Records with labeled boxes:

━━━

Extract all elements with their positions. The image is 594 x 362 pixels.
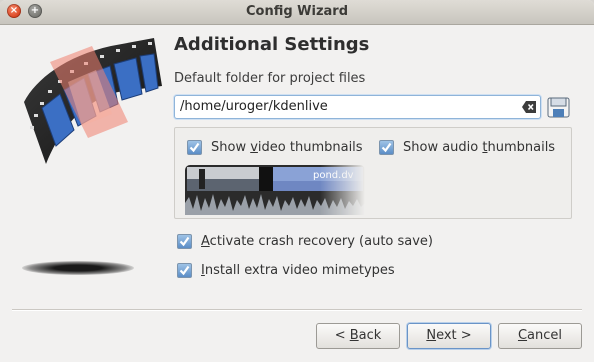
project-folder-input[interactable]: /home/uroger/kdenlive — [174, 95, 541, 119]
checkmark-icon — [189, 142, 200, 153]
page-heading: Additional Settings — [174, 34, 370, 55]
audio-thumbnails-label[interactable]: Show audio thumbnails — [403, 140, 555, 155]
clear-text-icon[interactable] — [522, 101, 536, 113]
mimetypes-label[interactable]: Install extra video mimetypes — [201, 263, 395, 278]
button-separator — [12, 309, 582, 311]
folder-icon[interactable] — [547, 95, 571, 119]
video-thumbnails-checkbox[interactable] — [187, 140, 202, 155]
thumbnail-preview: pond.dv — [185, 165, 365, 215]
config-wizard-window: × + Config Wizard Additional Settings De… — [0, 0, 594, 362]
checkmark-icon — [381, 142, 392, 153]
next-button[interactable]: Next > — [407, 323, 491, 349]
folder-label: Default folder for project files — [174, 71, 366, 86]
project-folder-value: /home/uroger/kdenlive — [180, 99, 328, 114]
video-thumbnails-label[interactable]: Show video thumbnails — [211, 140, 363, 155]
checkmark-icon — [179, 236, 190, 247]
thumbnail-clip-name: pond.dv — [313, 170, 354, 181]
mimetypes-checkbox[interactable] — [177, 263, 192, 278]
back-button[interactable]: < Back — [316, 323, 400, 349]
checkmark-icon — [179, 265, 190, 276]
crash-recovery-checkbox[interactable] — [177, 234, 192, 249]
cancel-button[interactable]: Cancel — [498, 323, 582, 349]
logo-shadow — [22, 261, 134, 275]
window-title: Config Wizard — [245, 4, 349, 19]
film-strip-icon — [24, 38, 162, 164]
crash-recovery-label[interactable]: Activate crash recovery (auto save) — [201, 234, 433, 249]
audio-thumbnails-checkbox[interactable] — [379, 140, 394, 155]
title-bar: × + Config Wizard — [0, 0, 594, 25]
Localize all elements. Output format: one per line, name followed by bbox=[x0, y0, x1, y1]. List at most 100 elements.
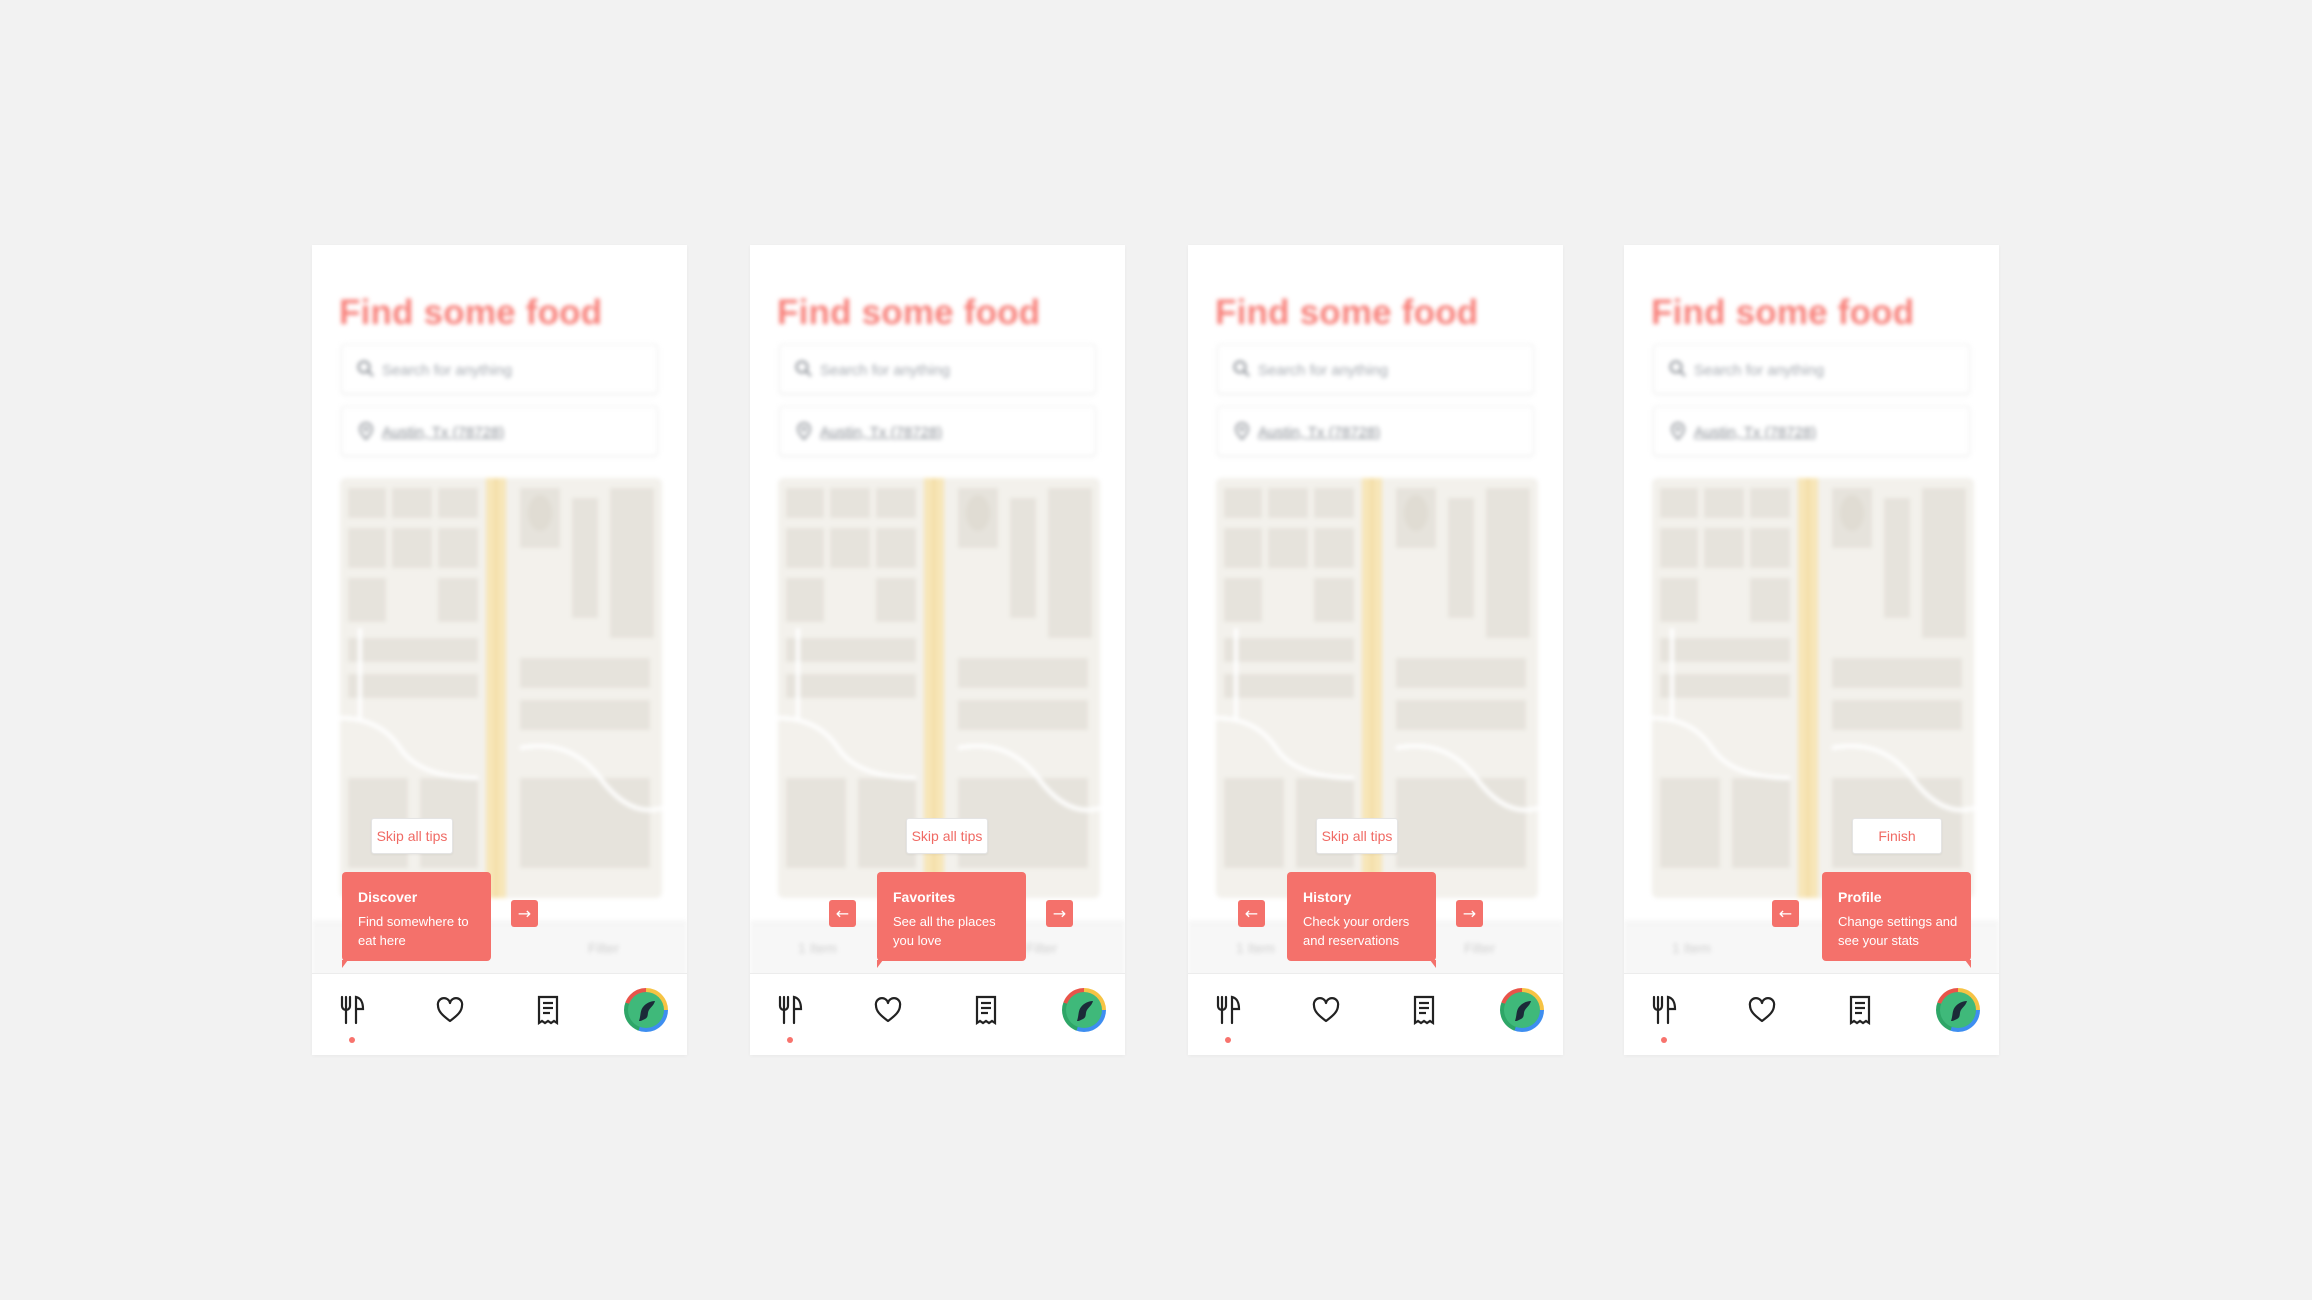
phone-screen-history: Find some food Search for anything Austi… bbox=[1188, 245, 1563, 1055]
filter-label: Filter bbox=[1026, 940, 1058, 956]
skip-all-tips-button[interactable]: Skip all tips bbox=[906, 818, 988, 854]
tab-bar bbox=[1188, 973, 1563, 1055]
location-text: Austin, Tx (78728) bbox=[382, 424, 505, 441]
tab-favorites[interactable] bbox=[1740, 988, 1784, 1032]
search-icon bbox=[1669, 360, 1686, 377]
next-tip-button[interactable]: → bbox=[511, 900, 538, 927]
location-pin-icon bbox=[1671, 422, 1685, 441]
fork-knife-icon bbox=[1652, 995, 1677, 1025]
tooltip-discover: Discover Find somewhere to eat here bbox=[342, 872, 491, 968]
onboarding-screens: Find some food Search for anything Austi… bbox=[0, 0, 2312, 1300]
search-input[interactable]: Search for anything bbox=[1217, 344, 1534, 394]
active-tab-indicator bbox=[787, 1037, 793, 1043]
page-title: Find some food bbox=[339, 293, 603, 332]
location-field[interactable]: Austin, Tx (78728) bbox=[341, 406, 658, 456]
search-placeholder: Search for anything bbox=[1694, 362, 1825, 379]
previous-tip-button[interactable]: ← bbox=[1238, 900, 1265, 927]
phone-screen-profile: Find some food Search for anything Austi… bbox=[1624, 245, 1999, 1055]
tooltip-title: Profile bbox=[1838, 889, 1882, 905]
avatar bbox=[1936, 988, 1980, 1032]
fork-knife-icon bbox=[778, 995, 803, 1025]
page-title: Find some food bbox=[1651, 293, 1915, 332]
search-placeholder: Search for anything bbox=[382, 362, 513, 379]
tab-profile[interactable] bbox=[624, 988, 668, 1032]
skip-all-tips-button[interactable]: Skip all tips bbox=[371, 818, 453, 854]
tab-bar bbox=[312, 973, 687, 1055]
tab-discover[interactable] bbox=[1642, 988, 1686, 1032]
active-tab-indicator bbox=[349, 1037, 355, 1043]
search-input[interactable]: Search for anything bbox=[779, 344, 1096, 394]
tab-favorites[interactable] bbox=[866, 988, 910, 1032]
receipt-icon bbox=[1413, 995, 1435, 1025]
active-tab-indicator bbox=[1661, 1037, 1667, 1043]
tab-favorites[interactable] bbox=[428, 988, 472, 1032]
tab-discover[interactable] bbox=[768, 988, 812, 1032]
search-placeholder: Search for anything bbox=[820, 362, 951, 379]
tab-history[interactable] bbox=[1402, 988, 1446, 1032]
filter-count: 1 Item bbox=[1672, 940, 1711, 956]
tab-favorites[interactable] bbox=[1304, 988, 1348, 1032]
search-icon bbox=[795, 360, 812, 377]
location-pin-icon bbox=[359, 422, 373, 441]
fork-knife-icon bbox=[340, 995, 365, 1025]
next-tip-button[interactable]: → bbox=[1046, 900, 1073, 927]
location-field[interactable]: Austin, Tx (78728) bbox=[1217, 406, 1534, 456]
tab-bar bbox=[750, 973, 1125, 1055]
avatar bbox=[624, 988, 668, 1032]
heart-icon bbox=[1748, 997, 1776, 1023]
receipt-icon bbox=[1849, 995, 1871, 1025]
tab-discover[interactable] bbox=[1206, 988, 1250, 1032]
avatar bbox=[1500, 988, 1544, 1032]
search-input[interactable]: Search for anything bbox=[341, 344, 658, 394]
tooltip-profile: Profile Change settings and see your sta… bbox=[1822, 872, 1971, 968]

━━━

• [Written exercise] Copy every item above word for word, and omit the pictures from your copy.

• [Full solution]
Extract all elements with their positions. The image is 594 x 362 pixels.
project-folder-input[interactable]: /home/uroger/kdenlive — [174, 95, 541, 119]
checkmark-icon — [189, 142, 200, 153]
page-heading: Additional Settings — [174, 34, 370, 55]
audio-thumbnails-label[interactable]: Show audio thumbnails — [403, 140, 555, 155]
clear-text-icon[interactable] — [522, 101, 536, 113]
mimetypes-label[interactable]: Install extra video mimetypes — [201, 263, 395, 278]
button-separator — [12, 309, 582, 311]
folder-icon[interactable] — [547, 95, 571, 119]
video-thumbnails-checkbox[interactable] — [187, 140, 202, 155]
thumbnail-preview: pond.dv — [185, 165, 365, 215]
config-wizard-window: × + Config Wizard Additional Settings De… — [0, 0, 594, 362]
checkmark-icon — [381, 142, 392, 153]
next-button[interactable]: Next > — [407, 323, 491, 349]
folder-label: Default folder for project files — [174, 71, 366, 86]
project-folder-value: /home/uroger/kdenlive — [180, 99, 328, 114]
video-thumbnails-label[interactable]: Show video thumbnails — [211, 140, 363, 155]
checkmark-icon — [179, 236, 190, 247]
thumbnail-clip-name: pond.dv — [313, 170, 354, 181]
mimetypes-checkbox[interactable] — [177, 263, 192, 278]
back-button[interactable]: < Back — [316, 323, 400, 349]
checkmark-icon — [179, 265, 190, 276]
crash-recovery-checkbox[interactable] — [177, 234, 192, 249]
cancel-button[interactable]: Cancel — [498, 323, 582, 349]
logo-shadow — [22, 261, 134, 275]
window-title: Config Wizard — [245, 4, 349, 19]
film-strip-icon — [24, 38, 162, 164]
crash-recovery-label[interactable]: Activate crash recovery (auto save) — [201, 234, 433, 249]
audio-thumbnails-checkbox[interactable] — [379, 140, 394, 155]
title-bar: × + Config Wizard — [0, 0, 594, 25]
Localize all elements. Output format: one per line, name followed by bbox=[x0, y0, x1, y1]. List at most 100 elements.
phone-screen-history: Find some food Search for anything Austi… bbox=[1188, 245, 1563, 1055]
filter-label: Filter bbox=[1026, 940, 1058, 956]
skip-all-tips-button[interactable]: Skip all tips bbox=[906, 818, 988, 854]
tab-bar bbox=[1188, 973, 1563, 1055]
location-text: Austin, Tx (78728) bbox=[382, 424, 505, 441]
tab-favorites[interactable] bbox=[1740, 988, 1784, 1032]
search-icon bbox=[1669, 360, 1686, 377]
next-tip-button[interactable]: → bbox=[511, 900, 538, 927]
location-pin-icon bbox=[1671, 422, 1685, 441]
fork-knife-icon bbox=[1652, 995, 1677, 1025]
tooltip-discover: Discover Find somewhere to eat here bbox=[342, 872, 491, 968]
onboarding-screens: Find some food Search for anything Austi… bbox=[0, 0, 2312, 1300]
search-input[interactable]: Search for anything bbox=[1217, 344, 1534, 394]
active-tab-indicator bbox=[787, 1037, 793, 1043]
page-title: Find some food bbox=[339, 293, 603, 332]
location-field[interactable]: Austin, Tx (78728) bbox=[341, 406, 658, 456]
search-placeholder: Search for anything bbox=[1694, 362, 1825, 379]
previous-tip-button[interactable]: ← bbox=[1238, 900, 1265, 927]
phone-screen-profile: Find some food Search for anything Austi… bbox=[1624, 245, 1999, 1055]
tooltip-title: Profile bbox=[1838, 889, 1882, 905]
avatar bbox=[1936, 988, 1980, 1032]
fork-knife-icon bbox=[778, 995, 803, 1025]
page-title: Find some food bbox=[1651, 293, 1915, 332]
search-placeholder: Search for anything bbox=[382, 362, 513, 379]
tab-profile[interactable] bbox=[624, 988, 668, 1032]
skip-all-tips-button[interactable]: Skip all tips bbox=[371, 818, 453, 854]
tab-bar bbox=[312, 973, 687, 1055]
tab-discover[interactable] bbox=[1642, 988, 1686, 1032]
active-tab-indicator bbox=[349, 1037, 355, 1043]
search-input[interactable]: Search for anything bbox=[779, 344, 1096, 394]
tab-favorites[interactable] bbox=[866, 988, 910, 1032]
receipt-icon bbox=[1413, 995, 1435, 1025]
active-tab-indicator bbox=[1661, 1037, 1667, 1043]
tab-favorites[interactable] bbox=[428, 988, 472, 1032]
tab-discover[interactable] bbox=[768, 988, 812, 1032]
search-placeholder: Search for anything bbox=[820, 362, 951, 379]
tab-history[interactable] bbox=[1402, 988, 1446, 1032]
filter-count: 1 Item bbox=[1672, 940, 1711, 956]
tab-favorites[interactable] bbox=[1304, 988, 1348, 1032]
search-icon bbox=[795, 360, 812, 377]
location-pin-icon bbox=[359, 422, 373, 441]
fork-knife-icon bbox=[340, 995, 365, 1025]
next-tip-button[interactable]: → bbox=[1046, 900, 1073, 927]
location-field[interactable]: Austin, Tx (78728) bbox=[1217, 406, 1534, 456]
tab-bar bbox=[750, 973, 1125, 1055]
avatar bbox=[624, 988, 668, 1032]
heart-icon bbox=[1748, 997, 1776, 1023]
receipt-icon bbox=[1849, 995, 1871, 1025]
tab-discover[interactable] bbox=[1206, 988, 1250, 1032]
avatar bbox=[1500, 988, 1544, 1032]
search-input[interactable]: Search for anything bbox=[341, 344, 658, 394]
tooltip-profile: Profile Change settings and see your sta… bbox=[1822, 872, 1971, 968]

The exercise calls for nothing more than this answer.